### Given records
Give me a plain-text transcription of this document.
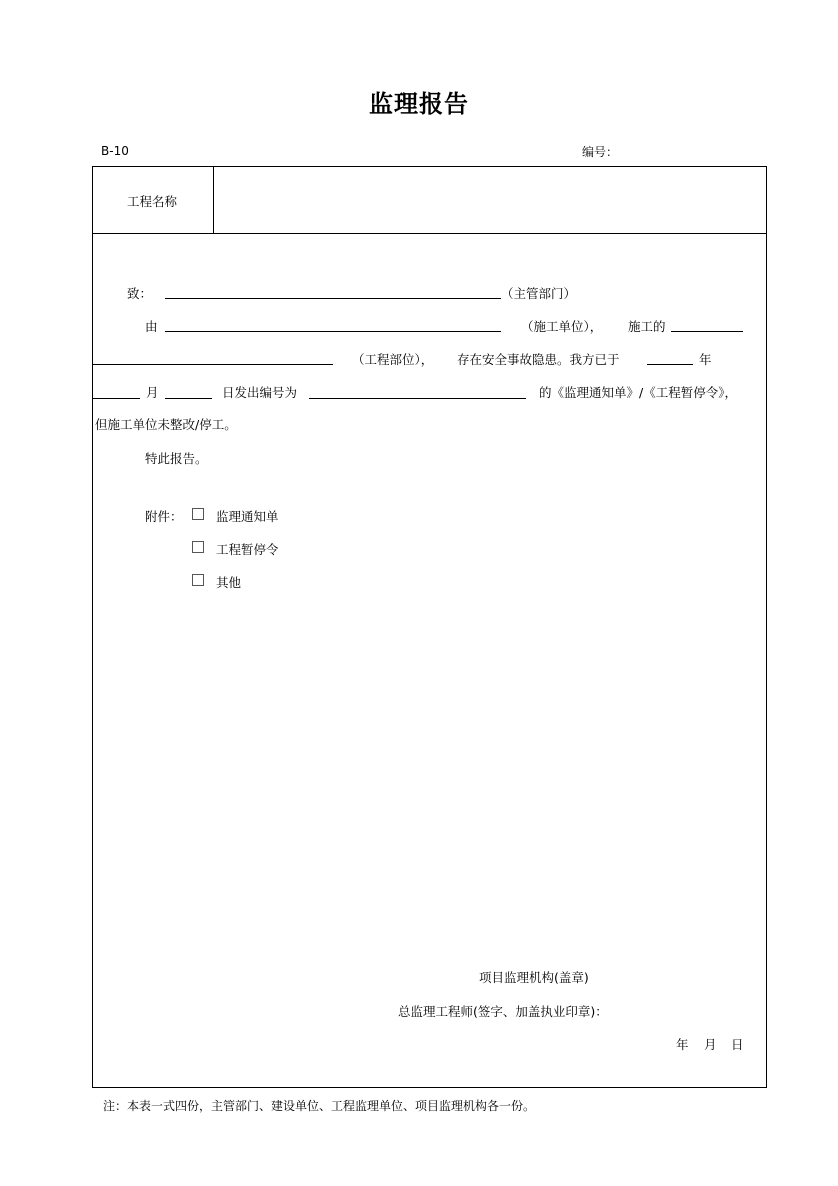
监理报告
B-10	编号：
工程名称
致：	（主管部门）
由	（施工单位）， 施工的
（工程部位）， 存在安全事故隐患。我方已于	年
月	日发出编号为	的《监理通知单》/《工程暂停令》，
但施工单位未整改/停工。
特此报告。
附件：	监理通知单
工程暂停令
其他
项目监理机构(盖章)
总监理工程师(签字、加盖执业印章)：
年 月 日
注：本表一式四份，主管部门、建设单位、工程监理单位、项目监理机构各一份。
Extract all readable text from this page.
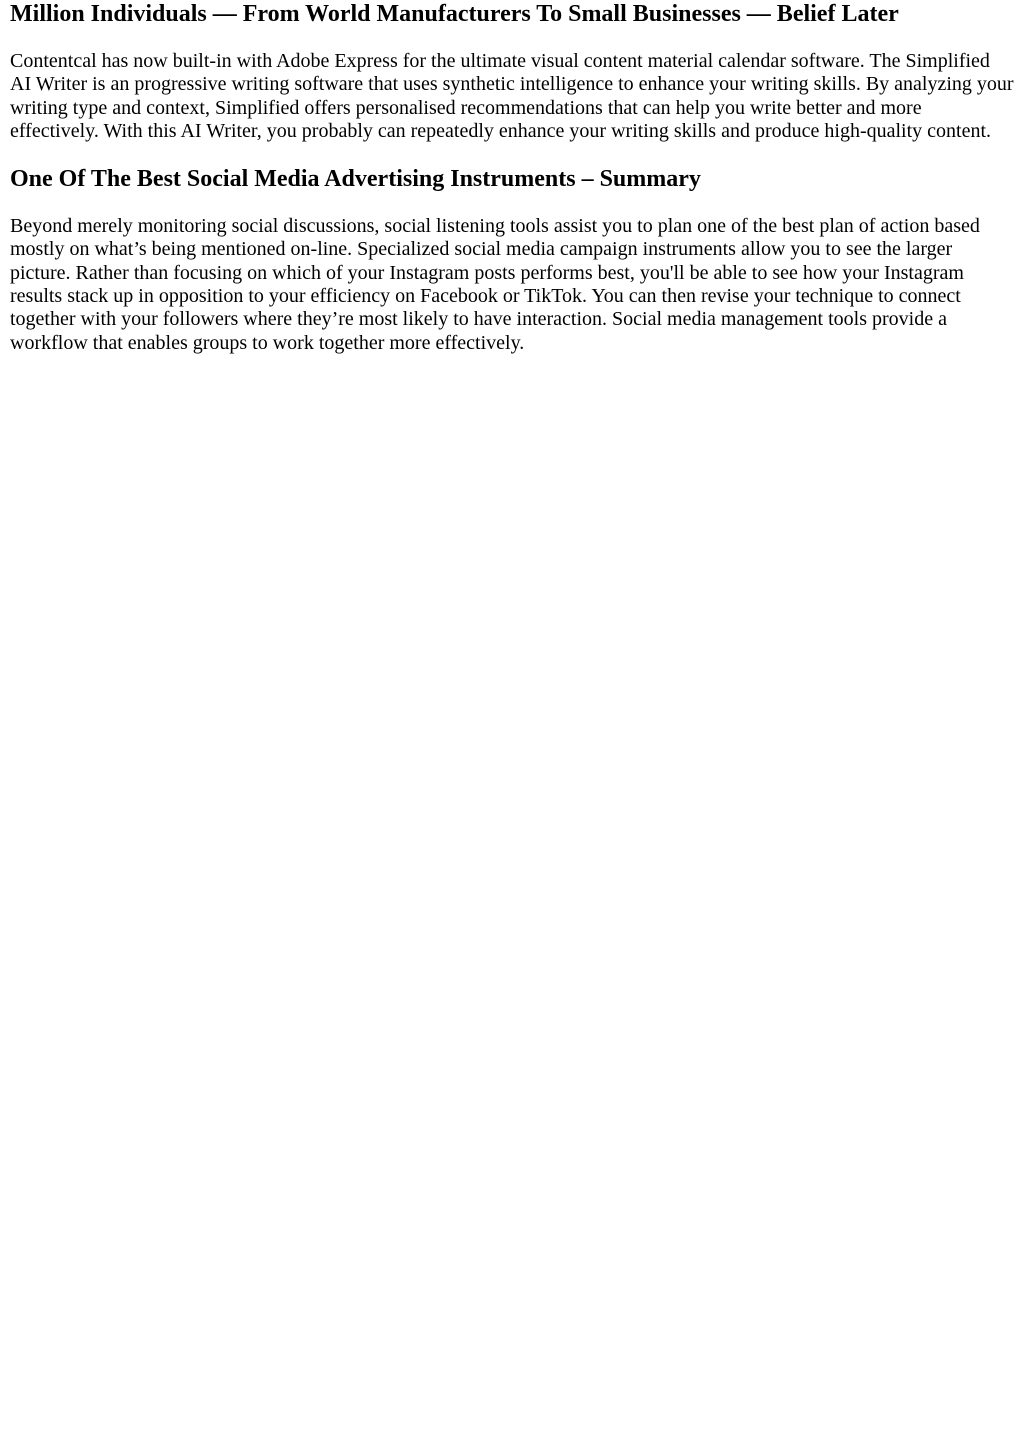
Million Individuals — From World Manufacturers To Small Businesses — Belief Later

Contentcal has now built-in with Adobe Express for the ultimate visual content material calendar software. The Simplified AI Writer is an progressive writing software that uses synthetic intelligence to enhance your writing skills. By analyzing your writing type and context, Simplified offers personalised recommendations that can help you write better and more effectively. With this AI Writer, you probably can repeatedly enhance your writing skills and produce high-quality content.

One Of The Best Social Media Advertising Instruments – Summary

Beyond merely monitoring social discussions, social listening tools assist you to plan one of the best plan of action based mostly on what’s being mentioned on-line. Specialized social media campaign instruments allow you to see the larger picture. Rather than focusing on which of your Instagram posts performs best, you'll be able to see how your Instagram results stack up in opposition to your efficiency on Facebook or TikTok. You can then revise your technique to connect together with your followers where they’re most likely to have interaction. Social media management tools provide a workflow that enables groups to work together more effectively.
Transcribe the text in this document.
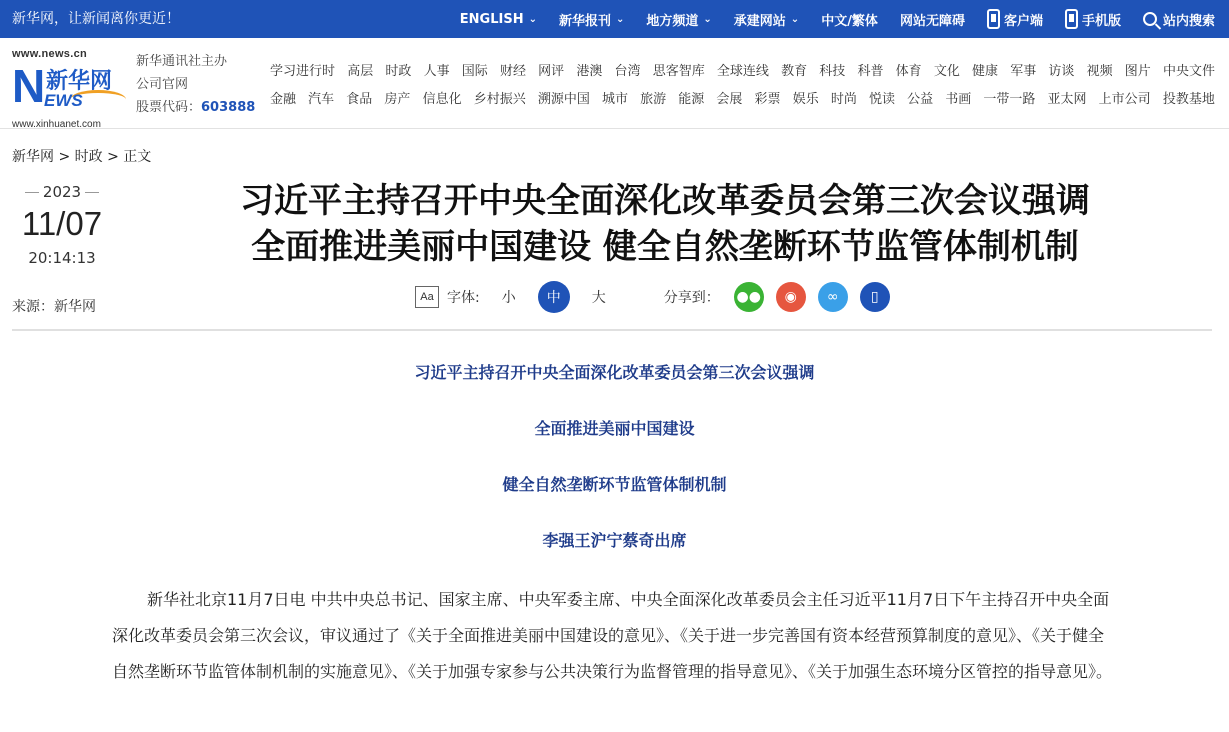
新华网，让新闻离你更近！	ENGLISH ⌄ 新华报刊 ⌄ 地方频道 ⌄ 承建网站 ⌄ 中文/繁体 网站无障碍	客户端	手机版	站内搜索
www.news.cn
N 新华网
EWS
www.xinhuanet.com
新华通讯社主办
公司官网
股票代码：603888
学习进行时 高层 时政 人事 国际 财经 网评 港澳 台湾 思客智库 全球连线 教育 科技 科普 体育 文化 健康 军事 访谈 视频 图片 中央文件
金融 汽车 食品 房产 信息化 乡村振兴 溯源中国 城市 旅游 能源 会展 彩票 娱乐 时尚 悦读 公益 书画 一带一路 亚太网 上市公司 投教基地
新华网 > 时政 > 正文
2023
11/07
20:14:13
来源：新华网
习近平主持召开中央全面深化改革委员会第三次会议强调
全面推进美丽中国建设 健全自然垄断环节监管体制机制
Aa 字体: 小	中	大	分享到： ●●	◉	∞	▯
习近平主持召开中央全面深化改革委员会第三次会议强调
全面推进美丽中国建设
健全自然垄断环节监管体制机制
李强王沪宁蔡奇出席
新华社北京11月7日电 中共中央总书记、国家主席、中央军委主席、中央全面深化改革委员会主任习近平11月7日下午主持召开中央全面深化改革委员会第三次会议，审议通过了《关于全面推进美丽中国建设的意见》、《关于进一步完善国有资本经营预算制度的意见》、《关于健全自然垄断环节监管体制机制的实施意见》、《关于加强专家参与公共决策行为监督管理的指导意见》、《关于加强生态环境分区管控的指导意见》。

### Work to be completed
Make an exact reproduction of the listing above, without any pictures.

### Output below
Give me a plain-text transcription of this document.
监理报告
B-10	编号：
工程名称
致：	（主管部门）
由	（施工单位）， 施工的
（工程部位）， 存在安全事故隐患。我方已于	年
月	日发出编号为	的《监理通知单》/《工程暂停令》，
但施工单位未整改/停工。
特此报告。
附件：	监理通知单
工程暂停令
其他
项目监理机构(盖章)
总监理工程师(签字、加盖执业印章)：
年 月 日
注：本表一式四份，主管部门、建设单位、工程监理单位、项目监理机构各一份。
Extract all readable text from this page.
Million Individuals — From World Manufacturers To Small Businesses — Belief Later

Contentcal has now built-in with Adobe Express for the ultimate visual content material calendar software. The Simplified AI Writer is an progressive writing software that uses synthetic intelligence to enhance your writing skills. By analyzing your writing type and context, Simplified offers personalised recommendations that can help you write better and more effectively. With this AI Writer, you probably can repeatedly enhance your writing skills and produce high-quality content.

One Of The Best Social Media Advertising Instruments – Summary

Beyond merely monitoring social discussions, social listening tools assist you to plan one of the best plan of action based mostly on what’s being mentioned on-line. Specialized social media campaign instruments allow you to see the larger picture. Rather than focusing on which of your Instagram posts performs best, you'll be able to see how your Instagram results stack up in opposition to your efficiency on Facebook or TikTok. You can then revise your technique to connect together with your followers where they’re most likely to have interaction. Social media management tools provide a workflow that enables groups to work together more effectively.
Transcribe the text in this document.
新华网，让新闻离你更近！	ENGLISH ⌄ 新华报刊 ⌄ 地方频道 ⌄ 承建网站 ⌄ 中文/繁体 网站无障碍	客户端	手机版	站内搜索
www.news.cn
N 新华网
EWS
www.xinhuanet.com
新华通讯社主办
公司官网
股票代码：603888
学习进行时 高层 时政 人事 国际 财经 网评 港澳 台湾 思客智库 全球连线 教育 科技 科普 体育 文化 健康 军事 访谈 视频 图片 中央文件
金融 汽车 食品 房产 信息化 乡村振兴 溯源中国 城市 旅游 能源 会展 彩票 娱乐 时尚 悦读 公益 书画 一带一路 亚太网 上市公司 投教基地
新华网 > 时政 > 正文
2023
11/07
20:14:13
来源：新华网
习近平主持召开中央全面深化改革委员会第三次会议强调
全面推进美丽中国建设 健全自然垄断环节监管体制机制
Aa 字体: 小	中	大	分享到： ●●	◉	∞	▯
习近平主持召开中央全面深化改革委员会第三次会议强调
全面推进美丽中国建设
健全自然垄断环节监管体制机制
李强王沪宁蔡奇出席
新华社北京11月7日电 中共中央总书记、国家主席、中央军委主席、中央全面深化改革委员会主任习近平11月7日下午主持召开中央全面深化改革委员会第三次会议，审议通过了《关于全面推进美丽中国建设的意见》、《关于进一步完善国有资本经营预算制度的意见》、《关于健全自然垄断环节监管体制机制的实施意见》、《关于加强专家参与公共决策行为监督管理的指导意见》、《关于加强生态环境分区管控的指导意见》。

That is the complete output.